---------- SOURCE DATA ----------

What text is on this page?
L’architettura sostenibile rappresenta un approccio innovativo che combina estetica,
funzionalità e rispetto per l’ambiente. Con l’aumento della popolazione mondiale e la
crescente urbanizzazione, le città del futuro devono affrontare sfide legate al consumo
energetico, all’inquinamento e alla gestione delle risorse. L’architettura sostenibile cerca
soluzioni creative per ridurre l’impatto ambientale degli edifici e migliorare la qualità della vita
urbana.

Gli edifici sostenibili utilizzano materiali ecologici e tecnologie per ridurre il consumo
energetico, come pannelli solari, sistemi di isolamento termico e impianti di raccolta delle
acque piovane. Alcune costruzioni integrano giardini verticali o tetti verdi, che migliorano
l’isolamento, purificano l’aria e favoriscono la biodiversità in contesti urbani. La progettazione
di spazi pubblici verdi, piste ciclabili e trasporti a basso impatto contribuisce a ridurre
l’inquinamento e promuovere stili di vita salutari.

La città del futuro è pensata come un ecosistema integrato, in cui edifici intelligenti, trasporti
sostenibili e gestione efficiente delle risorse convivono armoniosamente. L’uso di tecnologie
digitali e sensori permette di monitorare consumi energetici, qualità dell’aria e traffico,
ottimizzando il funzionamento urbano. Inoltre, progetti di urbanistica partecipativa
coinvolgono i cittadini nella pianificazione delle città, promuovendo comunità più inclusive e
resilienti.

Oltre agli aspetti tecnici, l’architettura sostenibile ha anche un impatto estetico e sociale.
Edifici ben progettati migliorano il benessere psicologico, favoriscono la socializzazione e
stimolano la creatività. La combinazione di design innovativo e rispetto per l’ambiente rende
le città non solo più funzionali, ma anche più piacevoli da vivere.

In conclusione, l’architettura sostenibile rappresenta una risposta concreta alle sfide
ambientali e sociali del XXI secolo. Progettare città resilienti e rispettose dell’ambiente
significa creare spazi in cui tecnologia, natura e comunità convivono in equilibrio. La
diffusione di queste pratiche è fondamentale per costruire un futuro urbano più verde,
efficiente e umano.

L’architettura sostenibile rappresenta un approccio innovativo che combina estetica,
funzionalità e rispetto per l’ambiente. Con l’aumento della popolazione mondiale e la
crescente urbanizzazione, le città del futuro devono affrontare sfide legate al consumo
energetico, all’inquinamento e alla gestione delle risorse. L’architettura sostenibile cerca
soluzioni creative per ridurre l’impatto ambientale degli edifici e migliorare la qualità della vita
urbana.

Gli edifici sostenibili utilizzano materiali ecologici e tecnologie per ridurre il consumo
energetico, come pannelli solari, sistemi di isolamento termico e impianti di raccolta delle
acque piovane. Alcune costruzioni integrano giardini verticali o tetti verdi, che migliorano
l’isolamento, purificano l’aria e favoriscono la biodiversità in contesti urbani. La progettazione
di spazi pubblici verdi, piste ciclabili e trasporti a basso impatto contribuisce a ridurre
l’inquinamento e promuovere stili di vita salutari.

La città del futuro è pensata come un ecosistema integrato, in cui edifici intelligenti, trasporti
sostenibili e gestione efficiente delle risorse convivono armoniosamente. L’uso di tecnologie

----------
---------- SOURCE DATA ----------

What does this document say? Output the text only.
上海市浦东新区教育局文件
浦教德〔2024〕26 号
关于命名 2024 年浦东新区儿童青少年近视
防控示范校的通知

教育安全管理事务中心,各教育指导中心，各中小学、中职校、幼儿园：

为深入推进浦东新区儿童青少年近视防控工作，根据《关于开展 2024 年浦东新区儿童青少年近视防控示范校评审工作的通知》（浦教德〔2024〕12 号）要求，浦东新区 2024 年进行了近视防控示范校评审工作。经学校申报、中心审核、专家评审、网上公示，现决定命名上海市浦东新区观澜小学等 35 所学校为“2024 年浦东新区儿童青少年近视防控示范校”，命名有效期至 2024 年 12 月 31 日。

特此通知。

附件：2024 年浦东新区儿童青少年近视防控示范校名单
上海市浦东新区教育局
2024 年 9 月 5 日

----------

TASK OBJECTIVE – Gather every line containing the word "comunità" and copy it.

PROBLEM SOLUTION –
coinvolgono i cittadini nella pianificazione delle città, promuovendo comunità più inclusive e
significa creare spazi in cui tecnologia, natura e comunità convivono in equilibrio. La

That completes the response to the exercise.